▶ **The problem**
Quote the line containing "Transcribe this image's" and all lines that follow it in the listing below, exactly as written.

╭──

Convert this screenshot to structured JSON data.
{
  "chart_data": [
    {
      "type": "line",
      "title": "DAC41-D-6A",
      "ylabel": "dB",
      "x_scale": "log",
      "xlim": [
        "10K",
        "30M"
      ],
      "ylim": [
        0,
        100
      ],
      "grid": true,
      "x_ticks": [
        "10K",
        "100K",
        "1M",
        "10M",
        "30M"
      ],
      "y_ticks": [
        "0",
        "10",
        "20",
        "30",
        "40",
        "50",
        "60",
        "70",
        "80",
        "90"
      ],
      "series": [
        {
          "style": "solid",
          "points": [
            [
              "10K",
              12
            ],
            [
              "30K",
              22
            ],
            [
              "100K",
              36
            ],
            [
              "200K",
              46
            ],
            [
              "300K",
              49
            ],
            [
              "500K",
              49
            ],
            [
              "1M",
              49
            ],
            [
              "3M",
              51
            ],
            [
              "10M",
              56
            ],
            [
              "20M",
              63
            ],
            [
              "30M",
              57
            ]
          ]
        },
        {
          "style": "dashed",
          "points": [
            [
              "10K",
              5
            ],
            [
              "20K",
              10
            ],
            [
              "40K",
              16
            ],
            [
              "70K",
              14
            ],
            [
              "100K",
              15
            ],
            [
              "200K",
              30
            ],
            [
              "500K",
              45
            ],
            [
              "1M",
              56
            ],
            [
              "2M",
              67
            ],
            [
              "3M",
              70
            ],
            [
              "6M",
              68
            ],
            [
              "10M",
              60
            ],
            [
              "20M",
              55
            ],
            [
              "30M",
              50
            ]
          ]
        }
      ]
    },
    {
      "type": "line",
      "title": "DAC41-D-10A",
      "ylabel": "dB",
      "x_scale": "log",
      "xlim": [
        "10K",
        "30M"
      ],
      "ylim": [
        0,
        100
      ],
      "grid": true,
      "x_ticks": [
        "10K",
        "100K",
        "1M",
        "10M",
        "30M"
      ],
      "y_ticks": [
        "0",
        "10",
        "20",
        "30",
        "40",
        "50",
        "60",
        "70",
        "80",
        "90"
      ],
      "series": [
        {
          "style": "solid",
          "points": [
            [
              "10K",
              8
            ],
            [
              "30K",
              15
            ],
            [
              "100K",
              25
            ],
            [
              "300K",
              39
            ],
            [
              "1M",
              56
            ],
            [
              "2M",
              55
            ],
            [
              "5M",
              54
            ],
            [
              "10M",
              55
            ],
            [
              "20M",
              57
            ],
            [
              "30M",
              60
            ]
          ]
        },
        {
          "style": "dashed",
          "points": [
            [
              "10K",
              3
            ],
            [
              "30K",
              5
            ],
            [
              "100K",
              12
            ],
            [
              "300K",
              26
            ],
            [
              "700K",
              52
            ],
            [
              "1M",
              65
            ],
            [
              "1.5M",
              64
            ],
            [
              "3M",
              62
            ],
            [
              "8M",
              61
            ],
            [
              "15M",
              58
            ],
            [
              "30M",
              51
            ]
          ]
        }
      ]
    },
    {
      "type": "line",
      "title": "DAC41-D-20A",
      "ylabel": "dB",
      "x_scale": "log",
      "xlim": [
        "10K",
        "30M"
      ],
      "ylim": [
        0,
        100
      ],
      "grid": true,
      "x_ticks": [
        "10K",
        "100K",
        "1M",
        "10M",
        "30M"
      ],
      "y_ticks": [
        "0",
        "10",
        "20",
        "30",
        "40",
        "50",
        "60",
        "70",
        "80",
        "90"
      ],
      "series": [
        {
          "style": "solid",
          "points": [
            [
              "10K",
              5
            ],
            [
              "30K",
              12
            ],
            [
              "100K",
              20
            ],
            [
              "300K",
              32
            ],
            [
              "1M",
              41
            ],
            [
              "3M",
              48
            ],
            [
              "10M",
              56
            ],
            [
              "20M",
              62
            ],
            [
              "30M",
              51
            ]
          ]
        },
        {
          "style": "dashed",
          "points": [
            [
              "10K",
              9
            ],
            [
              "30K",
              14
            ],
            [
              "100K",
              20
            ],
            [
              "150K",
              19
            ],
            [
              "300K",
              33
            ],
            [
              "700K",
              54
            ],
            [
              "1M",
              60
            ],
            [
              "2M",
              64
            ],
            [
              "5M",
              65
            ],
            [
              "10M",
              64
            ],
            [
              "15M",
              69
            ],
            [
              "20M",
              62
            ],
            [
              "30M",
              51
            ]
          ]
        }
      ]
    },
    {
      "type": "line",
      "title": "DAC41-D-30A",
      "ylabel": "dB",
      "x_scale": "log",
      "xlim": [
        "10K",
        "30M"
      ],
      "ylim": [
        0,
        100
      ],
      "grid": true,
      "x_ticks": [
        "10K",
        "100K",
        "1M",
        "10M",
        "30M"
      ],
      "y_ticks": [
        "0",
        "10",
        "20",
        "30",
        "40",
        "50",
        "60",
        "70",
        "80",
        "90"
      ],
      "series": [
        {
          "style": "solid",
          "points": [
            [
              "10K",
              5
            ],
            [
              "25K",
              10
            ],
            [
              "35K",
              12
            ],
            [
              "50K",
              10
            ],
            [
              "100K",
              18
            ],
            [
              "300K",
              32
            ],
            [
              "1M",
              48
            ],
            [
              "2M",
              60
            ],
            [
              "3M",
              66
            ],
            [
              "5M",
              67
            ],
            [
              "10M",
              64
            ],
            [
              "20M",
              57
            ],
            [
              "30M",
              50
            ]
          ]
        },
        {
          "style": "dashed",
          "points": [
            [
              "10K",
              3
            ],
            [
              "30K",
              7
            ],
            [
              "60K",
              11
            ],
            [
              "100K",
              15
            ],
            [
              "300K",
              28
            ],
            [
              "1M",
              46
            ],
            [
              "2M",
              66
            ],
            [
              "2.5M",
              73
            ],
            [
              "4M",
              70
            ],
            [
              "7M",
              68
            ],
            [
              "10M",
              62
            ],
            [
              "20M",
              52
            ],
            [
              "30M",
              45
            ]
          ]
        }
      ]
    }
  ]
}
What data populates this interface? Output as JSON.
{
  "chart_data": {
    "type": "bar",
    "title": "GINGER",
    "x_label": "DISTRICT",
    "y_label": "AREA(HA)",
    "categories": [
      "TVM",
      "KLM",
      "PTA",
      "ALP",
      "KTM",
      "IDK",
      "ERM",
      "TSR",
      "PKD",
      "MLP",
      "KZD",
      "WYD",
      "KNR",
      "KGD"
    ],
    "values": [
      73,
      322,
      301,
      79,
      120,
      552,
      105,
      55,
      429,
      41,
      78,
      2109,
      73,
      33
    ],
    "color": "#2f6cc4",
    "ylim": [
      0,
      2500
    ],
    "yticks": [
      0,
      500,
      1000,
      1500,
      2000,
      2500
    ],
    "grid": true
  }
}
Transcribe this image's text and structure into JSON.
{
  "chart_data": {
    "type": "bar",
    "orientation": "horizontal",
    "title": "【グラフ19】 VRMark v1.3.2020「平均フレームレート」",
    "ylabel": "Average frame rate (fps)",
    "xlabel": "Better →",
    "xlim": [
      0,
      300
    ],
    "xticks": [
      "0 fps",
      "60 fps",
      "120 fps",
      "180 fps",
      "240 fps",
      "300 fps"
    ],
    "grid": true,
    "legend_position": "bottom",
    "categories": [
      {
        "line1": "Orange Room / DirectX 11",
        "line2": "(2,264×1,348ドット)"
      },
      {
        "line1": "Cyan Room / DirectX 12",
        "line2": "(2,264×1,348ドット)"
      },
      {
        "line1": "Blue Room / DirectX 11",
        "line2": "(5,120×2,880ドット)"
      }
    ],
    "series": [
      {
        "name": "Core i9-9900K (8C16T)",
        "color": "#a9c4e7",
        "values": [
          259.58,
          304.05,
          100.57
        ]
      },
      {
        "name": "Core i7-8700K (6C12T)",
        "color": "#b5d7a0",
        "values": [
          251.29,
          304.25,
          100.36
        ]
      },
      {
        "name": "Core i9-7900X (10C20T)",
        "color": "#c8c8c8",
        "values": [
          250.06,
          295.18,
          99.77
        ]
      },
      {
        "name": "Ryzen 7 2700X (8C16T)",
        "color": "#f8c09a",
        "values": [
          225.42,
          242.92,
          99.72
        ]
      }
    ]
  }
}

╰──

▶ **Response to this task**
Transcribe this image's text and structure into JSON.
{
  "chart_data": {
    "type": "bar",
    "orientation": "horizontal",
    "title": "【グラフ19】 VRMark v1.3.2020「平均フレームレート」",
    "ylabel": "Average frame rate (fps)",
    "xlabel": "Better →",
    "xlim": [
      0,
      300
    ],
    "xticks": [
      "0 fps",
      "60 fps",
      "120 fps",
      "180 fps",
      "240 fps",
      "300 fps"
    ],
    "grid": true,
    "legend_position": "bottom",
    "categories": [
      {
        "line1": "Orange Room / DirectX 11",
        "line2": "(2,264×1,348ドット)"
      },
      {
        "line1": "Cyan Room / DirectX 12",
        "line2": "(2,264×1,348ドット)"
      },
      {
        "line1": "Blue Room / DirectX 11",
        "line2": "(5,120×2,880ドット)"
      }
    ],
    "series": [
      {
        "name": "Core i9-9900K (8C16T)",
        "color": "#a9c4e7",
        "values": [
          259.58,
          304.05,
          100.57
        ]
      },
      {
        "name": "Core i7-8700K (6C12T)",
        "color": "#b5d7a0",
        "values": [
          251.29,
          304.25,
          100.36
        ]
      },
      {
        "name": "Core i9-7900X (10C20T)",
        "color": "#c8c8c8",
        "values": [
          250.06,
          295.18,
          99.77
        ]
      },
      {
        "name": "Ryzen 7 2700X (8C16T)",
        "color": "#f8c09a",
        "values": [
          225.42,
          242.92,
          99.72
        ]
      }
    ]
  }
}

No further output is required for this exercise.